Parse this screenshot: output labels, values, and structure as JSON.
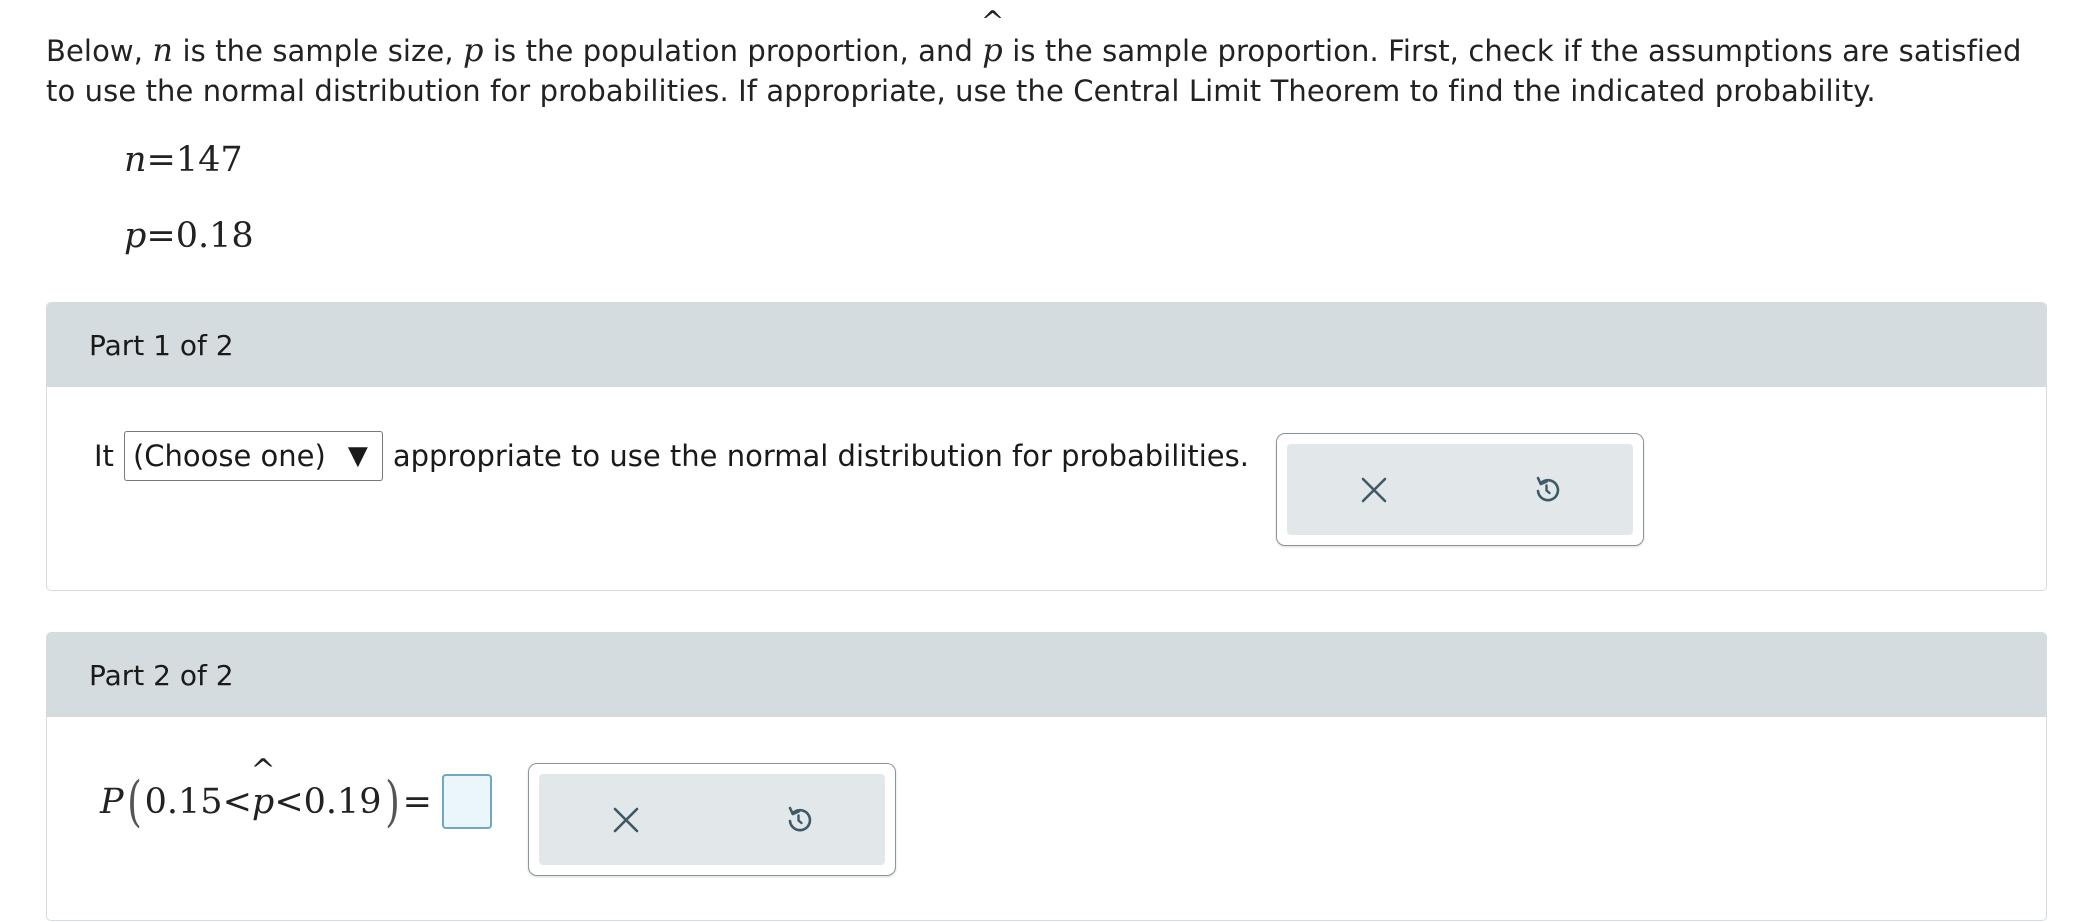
{
  "intro": {
    "t1": "Below, ",
    "n": "n",
    "t2": " is the sample size, ",
    "p": "p",
    "t3": " is the population proportion, and ",
    "phat": "p",
    "t4": " is the sample proportion. First, check if the assumptions are satisfied to use the normal distribution for probabilities. If appropriate, use the Central Limit Theorem to find the indicated probability."
  },
  "given": {
    "n_var": "n",
    "n_value": "=147",
    "p_var": "p",
    "p_value": "=0.18"
  },
  "part1": {
    "header": "Part 1 of 2",
    "prefix": "It",
    "dropdown_value": "(Choose one)",
    "dropdown_arrow": "▼",
    "suffix": "appropriate to use the normal distribution for probabilities."
  },
  "part2": {
    "header": "Part 2 of 2",
    "expr_P": "P",
    "expr_open": "(",
    "expr_left": "0.15<",
    "expr_phat": "p",
    "expr_right": "<0.19",
    "expr_close": ")",
    "expr_eq": "="
  },
  "icons": {
    "clear": "close-icon",
    "undo": "undo-icon",
    "caret": "^"
  },
  "colors": {
    "part_header_bg": "#d4dcdf",
    "tool_bg": "#e2e7ea",
    "icon": "#3e5a66",
    "answer_box_border": "#6ea8c2"
  }
}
====================
PROMPT:
The records above need to be restated word for word, with the pictures left out.

FINISHED ANSWER:
Parse this screenshot: output labels, values, and structure as JSON.
{
  "intro": {
    "t1": "Below, ",
    "n": "n",
    "t2": " is the sample size, ",
    "p": "p",
    "t3": " is the population proportion, and ",
    "phat": "p",
    "t4": " is the sample proportion. First, check if the assumptions are satisfied to use the normal distribution for probabilities. If appropriate, use the Central Limit Theorem to find the indicated probability."
  },
  "given": {
    "n_var": "n",
    "n_value": "=147",
    "p_var": "p",
    "p_value": "=0.18"
  },
  "part1": {
    "header": "Part 1 of 2",
    "prefix": "It",
    "dropdown_value": "(Choose one)",
    "dropdown_arrow": "▼",
    "suffix": "appropriate to use the normal distribution for probabilities."
  },
  "part2": {
    "header": "Part 2 of 2",
    "expr_P": "P",
    "expr_open": "(",
    "expr_left": "0.15<",
    "expr_phat": "p",
    "expr_right": "<0.19",
    "expr_close": ")",
    "expr_eq": "="
  },
  "icons": {
    "clear": "close-icon",
    "undo": "undo-icon",
    "caret": "^"
  },
  "colors": {
    "part_header_bg": "#d4dcdf",
    "tool_bg": "#e2e7ea",
    "icon": "#3e5a66",
    "answer_box_border": "#6ea8c2"
  }
}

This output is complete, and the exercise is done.